• _Some records_
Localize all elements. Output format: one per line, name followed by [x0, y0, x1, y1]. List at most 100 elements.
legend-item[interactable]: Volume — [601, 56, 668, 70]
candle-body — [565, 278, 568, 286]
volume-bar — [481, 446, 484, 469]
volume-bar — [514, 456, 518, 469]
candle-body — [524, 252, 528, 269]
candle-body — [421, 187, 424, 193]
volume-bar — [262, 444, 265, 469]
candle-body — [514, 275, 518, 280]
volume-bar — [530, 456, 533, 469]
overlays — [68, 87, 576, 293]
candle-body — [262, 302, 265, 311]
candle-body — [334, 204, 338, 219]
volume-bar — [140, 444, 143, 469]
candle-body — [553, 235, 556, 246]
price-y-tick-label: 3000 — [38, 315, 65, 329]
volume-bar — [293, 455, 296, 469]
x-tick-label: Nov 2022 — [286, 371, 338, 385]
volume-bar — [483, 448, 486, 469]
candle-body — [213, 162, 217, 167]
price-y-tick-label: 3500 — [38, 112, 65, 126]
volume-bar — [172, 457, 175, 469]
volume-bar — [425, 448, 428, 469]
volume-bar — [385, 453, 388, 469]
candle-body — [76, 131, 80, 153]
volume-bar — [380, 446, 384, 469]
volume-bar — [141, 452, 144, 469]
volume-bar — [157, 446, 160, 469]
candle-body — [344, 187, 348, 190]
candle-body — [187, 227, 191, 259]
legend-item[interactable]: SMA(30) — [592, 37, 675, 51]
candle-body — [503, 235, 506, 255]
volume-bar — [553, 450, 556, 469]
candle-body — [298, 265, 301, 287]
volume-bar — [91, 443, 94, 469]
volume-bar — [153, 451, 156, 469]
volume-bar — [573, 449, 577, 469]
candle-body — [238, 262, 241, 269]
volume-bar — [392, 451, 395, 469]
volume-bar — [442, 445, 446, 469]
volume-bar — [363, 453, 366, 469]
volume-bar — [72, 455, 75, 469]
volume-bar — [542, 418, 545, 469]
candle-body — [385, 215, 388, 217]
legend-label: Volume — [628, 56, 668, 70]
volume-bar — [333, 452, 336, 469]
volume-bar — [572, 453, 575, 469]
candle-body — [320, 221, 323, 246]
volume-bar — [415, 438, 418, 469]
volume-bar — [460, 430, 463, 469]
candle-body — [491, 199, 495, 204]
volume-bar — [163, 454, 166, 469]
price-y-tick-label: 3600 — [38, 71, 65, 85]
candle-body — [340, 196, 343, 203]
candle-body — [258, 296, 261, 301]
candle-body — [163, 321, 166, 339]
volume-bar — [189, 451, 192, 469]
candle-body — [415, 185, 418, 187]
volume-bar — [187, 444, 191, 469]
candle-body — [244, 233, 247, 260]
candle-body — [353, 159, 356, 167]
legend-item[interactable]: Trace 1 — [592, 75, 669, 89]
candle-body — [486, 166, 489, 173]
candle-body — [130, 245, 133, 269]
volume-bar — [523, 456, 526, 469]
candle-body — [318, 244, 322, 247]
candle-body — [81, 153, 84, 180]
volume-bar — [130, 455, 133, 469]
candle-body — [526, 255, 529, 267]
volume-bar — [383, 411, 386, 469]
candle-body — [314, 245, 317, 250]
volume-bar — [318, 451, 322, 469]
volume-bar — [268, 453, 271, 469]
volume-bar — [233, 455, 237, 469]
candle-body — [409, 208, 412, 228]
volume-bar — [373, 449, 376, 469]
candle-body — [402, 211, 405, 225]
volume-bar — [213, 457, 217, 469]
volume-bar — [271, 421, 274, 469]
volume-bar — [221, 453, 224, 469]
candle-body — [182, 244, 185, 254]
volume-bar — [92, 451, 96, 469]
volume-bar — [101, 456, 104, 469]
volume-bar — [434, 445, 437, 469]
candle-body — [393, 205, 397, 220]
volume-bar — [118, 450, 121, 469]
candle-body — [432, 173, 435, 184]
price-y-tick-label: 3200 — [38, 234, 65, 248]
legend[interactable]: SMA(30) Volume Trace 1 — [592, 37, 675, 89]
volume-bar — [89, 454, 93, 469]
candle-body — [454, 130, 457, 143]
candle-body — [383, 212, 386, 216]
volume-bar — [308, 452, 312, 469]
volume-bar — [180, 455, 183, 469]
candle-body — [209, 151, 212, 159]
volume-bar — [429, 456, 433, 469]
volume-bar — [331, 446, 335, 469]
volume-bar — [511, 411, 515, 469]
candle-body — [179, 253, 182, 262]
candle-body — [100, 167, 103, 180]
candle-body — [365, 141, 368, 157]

• _Aim of the task_
Count the lines of the records above that contain the string "label", treating uppercase and lowercase as different, and give only the number.

• _The solution_
6